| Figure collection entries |
··········

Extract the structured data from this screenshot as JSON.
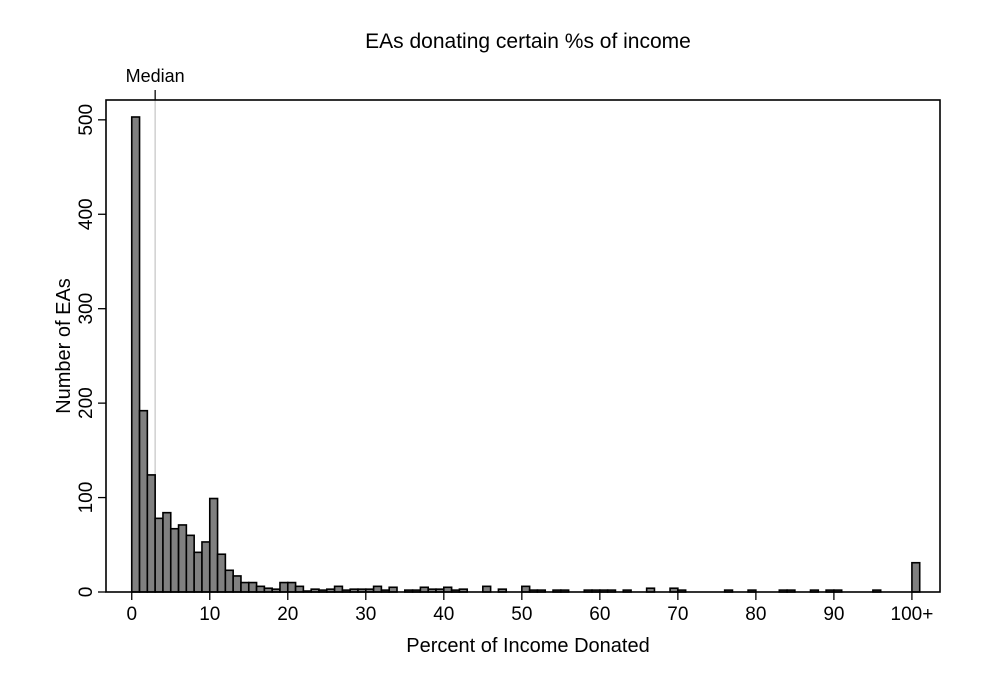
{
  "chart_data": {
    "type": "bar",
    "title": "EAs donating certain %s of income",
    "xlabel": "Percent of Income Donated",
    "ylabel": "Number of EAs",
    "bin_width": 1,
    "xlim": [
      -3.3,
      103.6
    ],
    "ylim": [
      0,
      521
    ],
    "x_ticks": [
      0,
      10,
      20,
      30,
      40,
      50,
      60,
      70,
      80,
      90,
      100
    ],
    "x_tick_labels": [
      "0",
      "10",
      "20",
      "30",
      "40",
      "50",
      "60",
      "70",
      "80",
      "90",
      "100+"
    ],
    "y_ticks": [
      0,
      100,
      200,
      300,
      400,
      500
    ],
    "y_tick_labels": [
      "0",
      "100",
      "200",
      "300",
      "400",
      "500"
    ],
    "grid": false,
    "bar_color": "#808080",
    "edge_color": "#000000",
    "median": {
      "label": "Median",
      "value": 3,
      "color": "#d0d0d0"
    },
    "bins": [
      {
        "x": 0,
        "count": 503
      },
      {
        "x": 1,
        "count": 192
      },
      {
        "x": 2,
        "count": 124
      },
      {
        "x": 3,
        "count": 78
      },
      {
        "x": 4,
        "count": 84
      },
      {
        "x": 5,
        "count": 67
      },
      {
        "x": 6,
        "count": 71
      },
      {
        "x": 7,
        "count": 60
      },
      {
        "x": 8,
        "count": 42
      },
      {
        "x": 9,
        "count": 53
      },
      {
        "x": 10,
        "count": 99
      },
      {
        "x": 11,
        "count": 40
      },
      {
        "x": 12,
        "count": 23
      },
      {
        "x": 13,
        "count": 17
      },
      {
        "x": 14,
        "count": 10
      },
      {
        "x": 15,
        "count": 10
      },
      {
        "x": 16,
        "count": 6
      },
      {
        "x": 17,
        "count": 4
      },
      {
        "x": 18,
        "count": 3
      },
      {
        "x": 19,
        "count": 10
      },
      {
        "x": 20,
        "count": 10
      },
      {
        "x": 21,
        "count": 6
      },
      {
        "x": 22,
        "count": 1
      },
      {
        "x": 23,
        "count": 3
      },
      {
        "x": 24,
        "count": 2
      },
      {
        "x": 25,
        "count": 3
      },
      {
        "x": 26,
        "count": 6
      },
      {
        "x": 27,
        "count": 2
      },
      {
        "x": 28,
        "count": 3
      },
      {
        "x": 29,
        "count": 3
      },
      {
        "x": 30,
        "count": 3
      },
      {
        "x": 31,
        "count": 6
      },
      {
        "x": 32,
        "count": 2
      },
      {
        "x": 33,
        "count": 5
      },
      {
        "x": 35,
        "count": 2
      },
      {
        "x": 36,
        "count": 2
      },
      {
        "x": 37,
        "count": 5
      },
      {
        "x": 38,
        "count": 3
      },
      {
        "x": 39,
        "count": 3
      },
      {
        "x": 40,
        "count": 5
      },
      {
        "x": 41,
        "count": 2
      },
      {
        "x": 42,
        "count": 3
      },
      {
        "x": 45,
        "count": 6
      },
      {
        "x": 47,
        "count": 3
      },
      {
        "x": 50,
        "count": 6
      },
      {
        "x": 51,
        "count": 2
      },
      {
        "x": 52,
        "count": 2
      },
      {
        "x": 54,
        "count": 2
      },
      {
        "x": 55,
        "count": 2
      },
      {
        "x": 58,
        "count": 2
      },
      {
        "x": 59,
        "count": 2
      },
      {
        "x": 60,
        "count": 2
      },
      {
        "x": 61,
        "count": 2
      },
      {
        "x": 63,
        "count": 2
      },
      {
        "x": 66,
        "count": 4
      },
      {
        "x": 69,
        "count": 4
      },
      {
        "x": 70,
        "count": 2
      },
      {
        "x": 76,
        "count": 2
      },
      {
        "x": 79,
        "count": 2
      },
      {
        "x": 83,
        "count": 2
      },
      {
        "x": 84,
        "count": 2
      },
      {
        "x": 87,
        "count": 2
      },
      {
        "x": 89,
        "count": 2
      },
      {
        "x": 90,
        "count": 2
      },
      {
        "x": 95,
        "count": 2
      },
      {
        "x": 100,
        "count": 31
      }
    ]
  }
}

··········

| Instructions for the task |
Leave the pictures out and output the rest of the listing exactly.

| Exercise answer |
Extract the structured data from this screenshot as JSON.
{
  "chart_data": {
    "type": "bar",
    "title": "EAs donating certain %s of income",
    "xlabel": "Percent of Income Donated",
    "ylabel": "Number of EAs",
    "bin_width": 1,
    "xlim": [
      -3.3,
      103.6
    ],
    "ylim": [
      0,
      521
    ],
    "x_ticks": [
      0,
      10,
      20,
      30,
      40,
      50,
      60,
      70,
      80,
      90,
      100
    ],
    "x_tick_labels": [
      "0",
      "10",
      "20",
      "30",
      "40",
      "50",
      "60",
      "70",
      "80",
      "90",
      "100+"
    ],
    "y_ticks": [
      0,
      100,
      200,
      300,
      400,
      500
    ],
    "y_tick_labels": [
      "0",
      "100",
      "200",
      "300",
      "400",
      "500"
    ],
    "grid": false,
    "bar_color": "#808080",
    "edge_color": "#000000",
    "median": {
      "label": "Median",
      "value": 3,
      "color": "#d0d0d0"
    },
    "bins": [
      {
        "x": 0,
        "count": 503
      },
      {
        "x": 1,
        "count": 192
      },
      {
        "x": 2,
        "count": 124
      },
      {
        "x": 3,
        "count": 78
      },
      {
        "x": 4,
        "count": 84
      },
      {
        "x": 5,
        "count": 67
      },
      {
        "x": 6,
        "count": 71
      },
      {
        "x": 7,
        "count": 60
      },
      {
        "x": 8,
        "count": 42
      },
      {
        "x": 9,
        "count": 53
      },
      {
        "x": 10,
        "count": 99
      },
      {
        "x": 11,
        "count": 40
      },
      {
        "x": 12,
        "count": 23
      },
      {
        "x": 13,
        "count": 17
      },
      {
        "x": 14,
        "count": 10
      },
      {
        "x": 15,
        "count": 10
      },
      {
        "x": 16,
        "count": 6
      },
      {
        "x": 17,
        "count": 4
      },
      {
        "x": 18,
        "count": 3
      },
      {
        "x": 19,
        "count": 10
      },
      {
        "x": 20,
        "count": 10
      },
      {
        "x": 21,
        "count": 6
      },
      {
        "x": 22,
        "count": 1
      },
      {
        "x": 23,
        "count": 3
      },
      {
        "x": 24,
        "count": 2
      },
      {
        "x": 25,
        "count": 3
      },
      {
        "x": 26,
        "count": 6
      },
      {
        "x": 27,
        "count": 2
      },
      {
        "x": 28,
        "count": 3
      },
      {
        "x": 29,
        "count": 3
      },
      {
        "x": 30,
        "count": 3
      },
      {
        "x": 31,
        "count": 6
      },
      {
        "x": 32,
        "count": 2
      },
      {
        "x": 33,
        "count": 5
      },
      {
        "x": 35,
        "count": 2
      },
      {
        "x": 36,
        "count": 2
      },
      {
        "x": 37,
        "count": 5
      },
      {
        "x": 38,
        "count": 3
      },
      {
        "x": 39,
        "count": 3
      },
      {
        "x": 40,
        "count": 5
      },
      {
        "x": 41,
        "count": 2
      },
      {
        "x": 42,
        "count": 3
      },
      {
        "x": 45,
        "count": 6
      },
      {
        "x": 47,
        "count": 3
      },
      {
        "x": 50,
        "count": 6
      },
      {
        "x": 51,
        "count": 2
      },
      {
        "x": 52,
        "count": 2
      },
      {
        "x": 54,
        "count": 2
      },
      {
        "x": 55,
        "count": 2
      },
      {
        "x": 58,
        "count": 2
      },
      {
        "x": 59,
        "count": 2
      },
      {
        "x": 60,
        "count": 2
      },
      {
        "x": 61,
        "count": 2
      },
      {
        "x": 63,
        "count": 2
      },
      {
        "x": 66,
        "count": 4
      },
      {
        "x": 69,
        "count": 4
      },
      {
        "x": 70,
        "count": 2
      },
      {
        "x": 76,
        "count": 2
      },
      {
        "x": 79,
        "count": 2
      },
      {
        "x": 83,
        "count": 2
      },
      {
        "x": 84,
        "count": 2
      },
      {
        "x": 87,
        "count": 2
      },
      {
        "x": 89,
        "count": 2
      },
      {
        "x": 90,
        "count": 2
      },
      {
        "x": 95,
        "count": 2
      },
      {
        "x": 100,
        "count": 31
      }
    ]
  }
}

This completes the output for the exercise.